• _Problem to work on_
Carry none of the pictures over; set down the material below exactly.

==================================================

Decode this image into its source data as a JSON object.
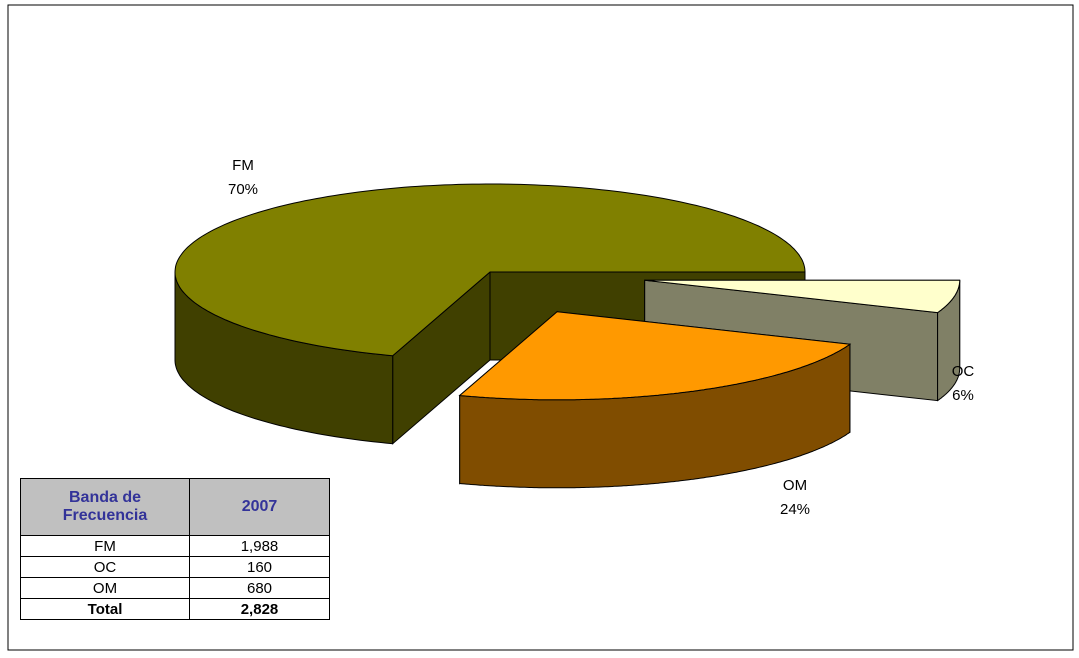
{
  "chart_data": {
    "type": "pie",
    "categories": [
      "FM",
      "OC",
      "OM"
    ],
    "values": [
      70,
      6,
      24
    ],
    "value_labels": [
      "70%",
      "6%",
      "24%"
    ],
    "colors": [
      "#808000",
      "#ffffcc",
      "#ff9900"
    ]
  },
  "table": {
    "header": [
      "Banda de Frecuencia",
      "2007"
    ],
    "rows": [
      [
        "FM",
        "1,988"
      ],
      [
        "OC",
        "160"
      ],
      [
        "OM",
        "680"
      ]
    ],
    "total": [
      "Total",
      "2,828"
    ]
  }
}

==================================================

• _The result_
Decode this image into its source data as a JSON object.
{
  "chart_data": {
    "type": "pie",
    "categories": [
      "FM",
      "OC",
      "OM"
    ],
    "values": [
      70,
      6,
      24
    ],
    "value_labels": [
      "70%",
      "6%",
      "24%"
    ],
    "colors": [
      "#808000",
      "#ffffcc",
      "#ff9900"
    ]
  },
  "table": {
    "header": [
      "Banda de Frecuencia",
      "2007"
    ],
    "rows": [
      [
        "FM",
        "1,988"
      ],
      [
        "OC",
        "160"
      ],
      [
        "OM",
        "680"
      ]
    ],
    "total": [
      "Total",
      "2,828"
    ]
  }
}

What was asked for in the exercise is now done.